README for Zoomcamp Engineering Data Pipeline Project

Project Idea:

This project, part of the Zoomcamp Engineering curriculum, is designed to demonstrate an end-to-end data pipeline using various technologies on Google Cloud Platform (GCP). The project entails setting up an infrastructure to ingest, process, store, and visualize shipping data.

Data:

The website https://web.ais.dk/aisdata/ is part of the Danish Maritime Authority's platform, providing AIS (Automatic Identification System) data. This AIS system collects and transmits data from ships, which is crucial for navigational safety and efficient maritime traffic management. The data includes real-time information about ship movements, including details such as ship type, position, course, and navigational status, among other information.

The Danish Maritime Authority offers both real-time and historical AIS data. Access to this data can help in monitoring ship traffic within Danish waters, offering an up-to-date view of the traffic situation. Typically, this data is used by various stakeholders in the maritime industry for safety, tracking, and operational efficiency purposes.

https://web.ais.dk/aisdata/!_README_information_CSV_files.

	Columns in *.csv file	Format
1.	Timestamp	Timestamp from the AIS basestation, format: 31/12/2015 23:59:59
2.	Type of mobile	Describes what type of target this message is received from (class A AIS Vessel, Class B AIS vessel, etc)
3.	MMSI	MMSI number of vessel
4.	Latitude	Latitude of message report (e.g. 57,8794)

◆ **Exercise description**
Output the full project README verbatim, from its title line to its final line. The data that comes next is not required for any part of this work.

Records
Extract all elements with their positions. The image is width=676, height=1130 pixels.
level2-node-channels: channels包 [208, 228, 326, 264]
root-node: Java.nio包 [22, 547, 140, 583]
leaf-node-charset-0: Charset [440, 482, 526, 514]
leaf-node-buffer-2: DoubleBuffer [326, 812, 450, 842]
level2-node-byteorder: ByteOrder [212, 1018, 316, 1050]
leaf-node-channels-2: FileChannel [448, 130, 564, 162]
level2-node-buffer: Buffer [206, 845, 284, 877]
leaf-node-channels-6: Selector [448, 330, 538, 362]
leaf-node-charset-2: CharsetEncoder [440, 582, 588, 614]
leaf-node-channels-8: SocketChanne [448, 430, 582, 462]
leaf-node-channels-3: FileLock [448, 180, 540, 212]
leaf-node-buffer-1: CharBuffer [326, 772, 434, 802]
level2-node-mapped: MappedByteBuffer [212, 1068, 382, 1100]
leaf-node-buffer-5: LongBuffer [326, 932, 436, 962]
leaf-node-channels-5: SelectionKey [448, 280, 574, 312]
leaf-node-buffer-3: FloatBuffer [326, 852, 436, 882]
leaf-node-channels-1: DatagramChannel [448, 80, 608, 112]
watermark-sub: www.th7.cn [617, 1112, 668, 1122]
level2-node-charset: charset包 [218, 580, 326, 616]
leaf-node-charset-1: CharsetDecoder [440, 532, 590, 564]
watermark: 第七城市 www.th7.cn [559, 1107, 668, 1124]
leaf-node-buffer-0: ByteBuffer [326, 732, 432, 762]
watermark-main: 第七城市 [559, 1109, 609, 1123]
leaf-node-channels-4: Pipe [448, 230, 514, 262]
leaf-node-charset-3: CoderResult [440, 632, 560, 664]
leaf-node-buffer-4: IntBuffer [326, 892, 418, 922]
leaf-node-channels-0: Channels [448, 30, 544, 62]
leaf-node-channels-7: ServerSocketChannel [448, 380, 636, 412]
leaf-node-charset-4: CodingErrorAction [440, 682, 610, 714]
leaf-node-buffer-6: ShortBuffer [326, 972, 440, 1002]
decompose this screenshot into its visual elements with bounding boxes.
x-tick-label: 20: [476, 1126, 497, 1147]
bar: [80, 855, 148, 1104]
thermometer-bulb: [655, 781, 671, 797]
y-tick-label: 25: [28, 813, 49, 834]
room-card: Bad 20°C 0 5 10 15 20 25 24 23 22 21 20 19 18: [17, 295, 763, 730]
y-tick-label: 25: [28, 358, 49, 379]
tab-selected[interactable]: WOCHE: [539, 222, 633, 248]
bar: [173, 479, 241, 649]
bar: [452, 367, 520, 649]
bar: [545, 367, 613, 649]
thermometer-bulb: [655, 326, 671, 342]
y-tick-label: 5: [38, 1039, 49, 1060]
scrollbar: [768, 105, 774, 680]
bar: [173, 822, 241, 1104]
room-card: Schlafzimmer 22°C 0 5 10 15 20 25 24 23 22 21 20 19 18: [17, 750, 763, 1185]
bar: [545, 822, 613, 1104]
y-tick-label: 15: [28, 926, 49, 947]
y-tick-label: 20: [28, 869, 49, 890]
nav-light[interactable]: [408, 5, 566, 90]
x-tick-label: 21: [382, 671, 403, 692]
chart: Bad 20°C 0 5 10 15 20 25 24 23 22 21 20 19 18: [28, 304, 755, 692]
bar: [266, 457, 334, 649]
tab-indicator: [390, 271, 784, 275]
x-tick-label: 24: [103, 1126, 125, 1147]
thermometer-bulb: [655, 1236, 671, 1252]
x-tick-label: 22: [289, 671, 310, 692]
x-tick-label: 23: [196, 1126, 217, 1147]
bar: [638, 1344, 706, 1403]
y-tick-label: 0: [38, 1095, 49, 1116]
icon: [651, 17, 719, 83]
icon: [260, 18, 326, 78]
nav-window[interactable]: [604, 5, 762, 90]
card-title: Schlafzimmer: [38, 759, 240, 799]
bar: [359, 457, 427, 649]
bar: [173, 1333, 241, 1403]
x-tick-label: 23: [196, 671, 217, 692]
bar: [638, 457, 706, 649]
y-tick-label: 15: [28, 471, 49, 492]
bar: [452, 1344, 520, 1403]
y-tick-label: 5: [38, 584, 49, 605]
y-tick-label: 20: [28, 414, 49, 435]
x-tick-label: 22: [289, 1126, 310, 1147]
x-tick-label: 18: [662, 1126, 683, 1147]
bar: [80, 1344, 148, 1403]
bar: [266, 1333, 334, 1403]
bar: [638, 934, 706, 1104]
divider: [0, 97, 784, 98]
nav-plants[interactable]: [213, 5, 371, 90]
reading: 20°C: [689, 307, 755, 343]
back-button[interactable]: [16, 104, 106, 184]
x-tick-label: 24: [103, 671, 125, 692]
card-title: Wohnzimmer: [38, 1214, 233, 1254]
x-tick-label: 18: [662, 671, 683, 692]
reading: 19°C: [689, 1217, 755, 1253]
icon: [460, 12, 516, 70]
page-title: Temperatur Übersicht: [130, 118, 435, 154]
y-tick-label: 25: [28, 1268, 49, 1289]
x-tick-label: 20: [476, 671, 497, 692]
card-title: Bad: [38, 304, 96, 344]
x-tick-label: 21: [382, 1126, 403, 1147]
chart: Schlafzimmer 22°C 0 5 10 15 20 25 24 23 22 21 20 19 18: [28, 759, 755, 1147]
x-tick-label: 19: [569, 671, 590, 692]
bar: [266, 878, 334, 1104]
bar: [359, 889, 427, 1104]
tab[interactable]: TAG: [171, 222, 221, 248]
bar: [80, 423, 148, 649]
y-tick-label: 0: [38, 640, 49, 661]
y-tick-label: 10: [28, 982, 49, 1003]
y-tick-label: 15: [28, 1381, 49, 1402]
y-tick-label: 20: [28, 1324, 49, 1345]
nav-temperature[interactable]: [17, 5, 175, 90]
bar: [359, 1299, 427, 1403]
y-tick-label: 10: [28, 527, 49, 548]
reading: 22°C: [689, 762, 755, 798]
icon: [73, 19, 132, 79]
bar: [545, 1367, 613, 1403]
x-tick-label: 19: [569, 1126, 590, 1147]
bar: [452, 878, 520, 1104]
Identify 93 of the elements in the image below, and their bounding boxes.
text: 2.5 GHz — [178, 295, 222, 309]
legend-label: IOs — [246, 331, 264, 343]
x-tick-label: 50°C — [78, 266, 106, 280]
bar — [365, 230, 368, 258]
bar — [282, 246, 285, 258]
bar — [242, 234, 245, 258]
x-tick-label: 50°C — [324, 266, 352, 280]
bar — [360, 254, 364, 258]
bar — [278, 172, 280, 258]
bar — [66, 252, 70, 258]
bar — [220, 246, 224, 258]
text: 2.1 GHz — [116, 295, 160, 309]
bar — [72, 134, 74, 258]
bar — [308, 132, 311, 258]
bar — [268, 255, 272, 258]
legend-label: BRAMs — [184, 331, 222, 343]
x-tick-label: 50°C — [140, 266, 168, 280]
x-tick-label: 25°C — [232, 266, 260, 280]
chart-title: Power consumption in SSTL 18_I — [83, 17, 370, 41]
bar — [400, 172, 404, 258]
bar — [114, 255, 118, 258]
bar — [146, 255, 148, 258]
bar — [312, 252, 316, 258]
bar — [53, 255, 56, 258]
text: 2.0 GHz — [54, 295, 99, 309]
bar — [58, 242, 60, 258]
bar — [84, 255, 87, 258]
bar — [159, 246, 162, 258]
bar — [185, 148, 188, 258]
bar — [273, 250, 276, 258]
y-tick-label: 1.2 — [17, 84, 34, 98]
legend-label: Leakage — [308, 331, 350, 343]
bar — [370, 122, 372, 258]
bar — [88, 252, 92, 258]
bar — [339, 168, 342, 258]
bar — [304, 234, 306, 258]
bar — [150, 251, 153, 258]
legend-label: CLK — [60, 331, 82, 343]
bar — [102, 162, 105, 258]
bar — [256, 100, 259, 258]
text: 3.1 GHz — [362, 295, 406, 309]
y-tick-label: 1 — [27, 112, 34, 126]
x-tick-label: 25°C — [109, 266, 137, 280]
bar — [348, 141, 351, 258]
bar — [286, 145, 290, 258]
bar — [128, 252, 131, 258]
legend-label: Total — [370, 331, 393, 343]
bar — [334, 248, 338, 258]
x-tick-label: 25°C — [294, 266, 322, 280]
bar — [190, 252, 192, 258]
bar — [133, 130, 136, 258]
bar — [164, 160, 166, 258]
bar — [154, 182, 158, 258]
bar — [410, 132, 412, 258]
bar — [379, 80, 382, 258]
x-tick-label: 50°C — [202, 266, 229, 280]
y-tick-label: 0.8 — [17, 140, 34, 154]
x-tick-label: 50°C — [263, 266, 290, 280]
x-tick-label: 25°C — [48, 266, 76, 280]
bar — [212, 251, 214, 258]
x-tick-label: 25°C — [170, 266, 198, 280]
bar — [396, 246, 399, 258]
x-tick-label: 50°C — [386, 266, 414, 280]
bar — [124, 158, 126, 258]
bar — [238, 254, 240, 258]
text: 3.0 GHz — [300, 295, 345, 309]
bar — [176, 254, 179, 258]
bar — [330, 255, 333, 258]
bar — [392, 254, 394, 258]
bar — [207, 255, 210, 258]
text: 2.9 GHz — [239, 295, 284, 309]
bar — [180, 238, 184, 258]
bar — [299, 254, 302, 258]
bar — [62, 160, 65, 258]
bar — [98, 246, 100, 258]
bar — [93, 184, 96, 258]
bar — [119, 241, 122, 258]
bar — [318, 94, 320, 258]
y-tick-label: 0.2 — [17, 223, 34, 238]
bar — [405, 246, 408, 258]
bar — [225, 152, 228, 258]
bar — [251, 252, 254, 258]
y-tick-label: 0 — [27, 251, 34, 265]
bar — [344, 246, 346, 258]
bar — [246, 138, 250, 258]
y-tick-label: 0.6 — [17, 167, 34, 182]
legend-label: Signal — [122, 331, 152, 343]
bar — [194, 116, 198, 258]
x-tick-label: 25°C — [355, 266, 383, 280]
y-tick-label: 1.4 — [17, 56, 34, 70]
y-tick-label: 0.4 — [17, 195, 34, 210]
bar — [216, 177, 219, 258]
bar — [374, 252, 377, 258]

◆ **Answer in full**
README for Zoomcamp Engineering Data Pipeline Project

Project Idea:

This project, part of the Zoomcamp Engineering curriculum, is designed to demonstrate an end-to-end data pipeline using various technologies on Google Cloud Platform (GCP). The project entails setting up an infrastructure to ingest, process, store, and visualize shipping data.

Data:

The website https://web.ais.dk/aisdata/ is part of the Danish Maritime Authority's platform, providing AIS (Automatic Identification System) data. This AIS system collects and transmits data from ships, which is crucial for navigational safety and efficient maritime traffic management. The data includes real-time information about ship movements, including details such as ship type, position, course, and navigational status, among other information.

The Danish Maritime Authority offers both real-time and historical AIS data. Access to this data can help in monitoring ship traffic within Danish waters, offering an up-to-date view of the traffic situation. Typically, this data is used by various stakeholders in the maritime industry for safety, tracking, and operational efficiency purposes.

https://web.ais.dk/aisdata/!_README_information_CSV_files.

	Columns in *.csv file	Format
1.	Timestamp	Timestamp from the AIS basestation, format: 31/12/2015 23:59:59
2.	Type of mobile	Describes what type of target this message is received from (class A AIS Vessel, Class B AIS vessel, etc)
3.	MMSI	MMSI number of vessel
4.	Latitude	Latitude of message report (e.g. 57,8794)